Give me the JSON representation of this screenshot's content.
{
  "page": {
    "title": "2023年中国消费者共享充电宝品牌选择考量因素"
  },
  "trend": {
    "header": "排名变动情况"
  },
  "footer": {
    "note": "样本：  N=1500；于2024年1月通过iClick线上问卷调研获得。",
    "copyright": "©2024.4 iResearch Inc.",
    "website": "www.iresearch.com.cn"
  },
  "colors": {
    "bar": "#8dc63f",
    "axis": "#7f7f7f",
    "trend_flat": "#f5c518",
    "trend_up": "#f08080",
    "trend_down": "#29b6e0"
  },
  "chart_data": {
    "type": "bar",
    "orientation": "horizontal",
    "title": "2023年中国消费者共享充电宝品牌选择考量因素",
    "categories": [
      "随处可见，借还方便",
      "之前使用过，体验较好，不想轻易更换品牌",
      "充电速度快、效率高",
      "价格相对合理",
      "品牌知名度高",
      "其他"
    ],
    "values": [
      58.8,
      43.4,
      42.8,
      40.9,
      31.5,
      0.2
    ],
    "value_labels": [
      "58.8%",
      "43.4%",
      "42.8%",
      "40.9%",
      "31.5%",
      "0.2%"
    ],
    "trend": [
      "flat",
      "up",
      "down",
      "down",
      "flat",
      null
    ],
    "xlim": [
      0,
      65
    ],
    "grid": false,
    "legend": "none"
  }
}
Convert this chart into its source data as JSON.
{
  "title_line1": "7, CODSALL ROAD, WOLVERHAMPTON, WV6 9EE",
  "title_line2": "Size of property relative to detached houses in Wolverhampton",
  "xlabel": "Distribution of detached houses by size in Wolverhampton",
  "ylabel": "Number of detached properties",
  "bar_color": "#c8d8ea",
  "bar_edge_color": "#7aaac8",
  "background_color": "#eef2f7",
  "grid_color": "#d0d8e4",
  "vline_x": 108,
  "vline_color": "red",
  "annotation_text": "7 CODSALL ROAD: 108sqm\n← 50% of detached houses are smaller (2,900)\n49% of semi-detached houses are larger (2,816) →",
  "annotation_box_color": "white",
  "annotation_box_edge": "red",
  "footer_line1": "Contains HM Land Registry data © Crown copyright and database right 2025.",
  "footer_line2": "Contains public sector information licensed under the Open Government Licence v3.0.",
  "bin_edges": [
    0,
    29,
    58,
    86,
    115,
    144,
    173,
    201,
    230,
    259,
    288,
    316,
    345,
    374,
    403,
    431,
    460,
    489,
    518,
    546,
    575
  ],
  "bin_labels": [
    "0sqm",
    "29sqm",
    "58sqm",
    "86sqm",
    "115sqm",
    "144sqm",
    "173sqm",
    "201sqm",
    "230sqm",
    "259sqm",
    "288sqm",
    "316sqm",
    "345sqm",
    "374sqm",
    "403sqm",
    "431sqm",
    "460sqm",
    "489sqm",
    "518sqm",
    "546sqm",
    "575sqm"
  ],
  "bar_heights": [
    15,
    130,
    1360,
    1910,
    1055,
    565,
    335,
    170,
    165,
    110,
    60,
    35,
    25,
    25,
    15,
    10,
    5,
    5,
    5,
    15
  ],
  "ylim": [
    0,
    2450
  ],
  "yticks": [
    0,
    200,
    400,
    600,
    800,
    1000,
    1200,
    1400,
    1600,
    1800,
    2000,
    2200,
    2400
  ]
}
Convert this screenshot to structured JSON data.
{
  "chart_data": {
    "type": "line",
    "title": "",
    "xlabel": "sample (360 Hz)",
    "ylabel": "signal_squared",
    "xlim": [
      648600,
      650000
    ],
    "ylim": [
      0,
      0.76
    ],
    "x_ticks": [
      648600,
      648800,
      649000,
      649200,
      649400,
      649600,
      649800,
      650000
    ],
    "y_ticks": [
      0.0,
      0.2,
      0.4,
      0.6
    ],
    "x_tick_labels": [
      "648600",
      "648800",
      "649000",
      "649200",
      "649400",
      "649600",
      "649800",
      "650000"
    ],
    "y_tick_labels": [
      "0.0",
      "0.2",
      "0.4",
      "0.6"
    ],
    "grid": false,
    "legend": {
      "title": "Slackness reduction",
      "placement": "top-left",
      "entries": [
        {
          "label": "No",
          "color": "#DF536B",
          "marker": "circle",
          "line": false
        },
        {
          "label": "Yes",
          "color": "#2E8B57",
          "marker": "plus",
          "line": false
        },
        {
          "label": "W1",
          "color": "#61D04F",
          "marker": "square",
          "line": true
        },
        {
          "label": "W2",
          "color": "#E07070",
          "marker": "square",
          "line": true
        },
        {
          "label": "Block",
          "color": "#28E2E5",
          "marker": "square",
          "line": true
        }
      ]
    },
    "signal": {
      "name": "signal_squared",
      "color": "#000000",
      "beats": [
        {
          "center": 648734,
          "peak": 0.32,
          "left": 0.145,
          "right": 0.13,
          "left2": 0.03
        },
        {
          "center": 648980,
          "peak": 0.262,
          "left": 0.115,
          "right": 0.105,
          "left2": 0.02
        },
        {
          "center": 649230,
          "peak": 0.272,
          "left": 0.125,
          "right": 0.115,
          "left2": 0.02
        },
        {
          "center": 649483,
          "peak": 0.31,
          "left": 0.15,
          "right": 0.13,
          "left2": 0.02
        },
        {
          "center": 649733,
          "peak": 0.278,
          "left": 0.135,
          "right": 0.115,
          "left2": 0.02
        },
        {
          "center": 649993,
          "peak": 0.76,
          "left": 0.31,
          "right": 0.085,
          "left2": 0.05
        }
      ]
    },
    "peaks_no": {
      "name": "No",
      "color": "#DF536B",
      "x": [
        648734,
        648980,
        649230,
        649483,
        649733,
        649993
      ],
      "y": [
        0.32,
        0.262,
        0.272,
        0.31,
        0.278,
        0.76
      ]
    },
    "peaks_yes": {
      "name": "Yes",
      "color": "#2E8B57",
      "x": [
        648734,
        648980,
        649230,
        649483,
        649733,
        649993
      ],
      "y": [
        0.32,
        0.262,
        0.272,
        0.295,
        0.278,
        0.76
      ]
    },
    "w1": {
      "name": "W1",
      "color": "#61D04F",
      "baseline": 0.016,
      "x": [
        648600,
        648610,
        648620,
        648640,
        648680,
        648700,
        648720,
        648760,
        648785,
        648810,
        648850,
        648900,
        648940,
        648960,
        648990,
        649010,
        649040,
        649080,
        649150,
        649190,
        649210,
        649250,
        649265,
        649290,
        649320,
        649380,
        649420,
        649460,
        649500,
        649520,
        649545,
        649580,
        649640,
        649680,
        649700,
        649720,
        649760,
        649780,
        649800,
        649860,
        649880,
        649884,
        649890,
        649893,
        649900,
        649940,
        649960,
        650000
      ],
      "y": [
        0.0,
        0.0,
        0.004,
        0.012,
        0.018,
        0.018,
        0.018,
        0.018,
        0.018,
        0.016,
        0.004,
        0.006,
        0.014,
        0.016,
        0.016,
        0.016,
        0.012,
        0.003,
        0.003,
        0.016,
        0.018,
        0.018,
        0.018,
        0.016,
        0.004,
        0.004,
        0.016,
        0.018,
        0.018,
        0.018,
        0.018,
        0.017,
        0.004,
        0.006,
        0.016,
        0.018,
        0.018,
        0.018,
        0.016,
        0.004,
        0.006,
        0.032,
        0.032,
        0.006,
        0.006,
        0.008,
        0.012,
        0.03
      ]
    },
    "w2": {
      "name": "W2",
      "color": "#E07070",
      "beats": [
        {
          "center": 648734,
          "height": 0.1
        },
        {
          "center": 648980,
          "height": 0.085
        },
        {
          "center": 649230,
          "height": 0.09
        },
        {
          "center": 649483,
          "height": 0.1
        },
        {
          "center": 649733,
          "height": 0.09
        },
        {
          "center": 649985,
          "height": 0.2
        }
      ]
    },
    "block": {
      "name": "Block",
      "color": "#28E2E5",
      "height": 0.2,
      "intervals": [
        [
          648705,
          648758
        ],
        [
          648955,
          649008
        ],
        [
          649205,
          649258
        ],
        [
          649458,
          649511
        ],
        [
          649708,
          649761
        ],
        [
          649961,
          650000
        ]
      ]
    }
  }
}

————————

= WHAT THE TASK REQUIRES =
Gather up, from the records above, each line where the word "xlabel" appears.

= FINAL RESULT =
  "xlabel": "Distribution of detached houses by size in Wolverhampton",
    "xlabel": "sample (360 Hz)",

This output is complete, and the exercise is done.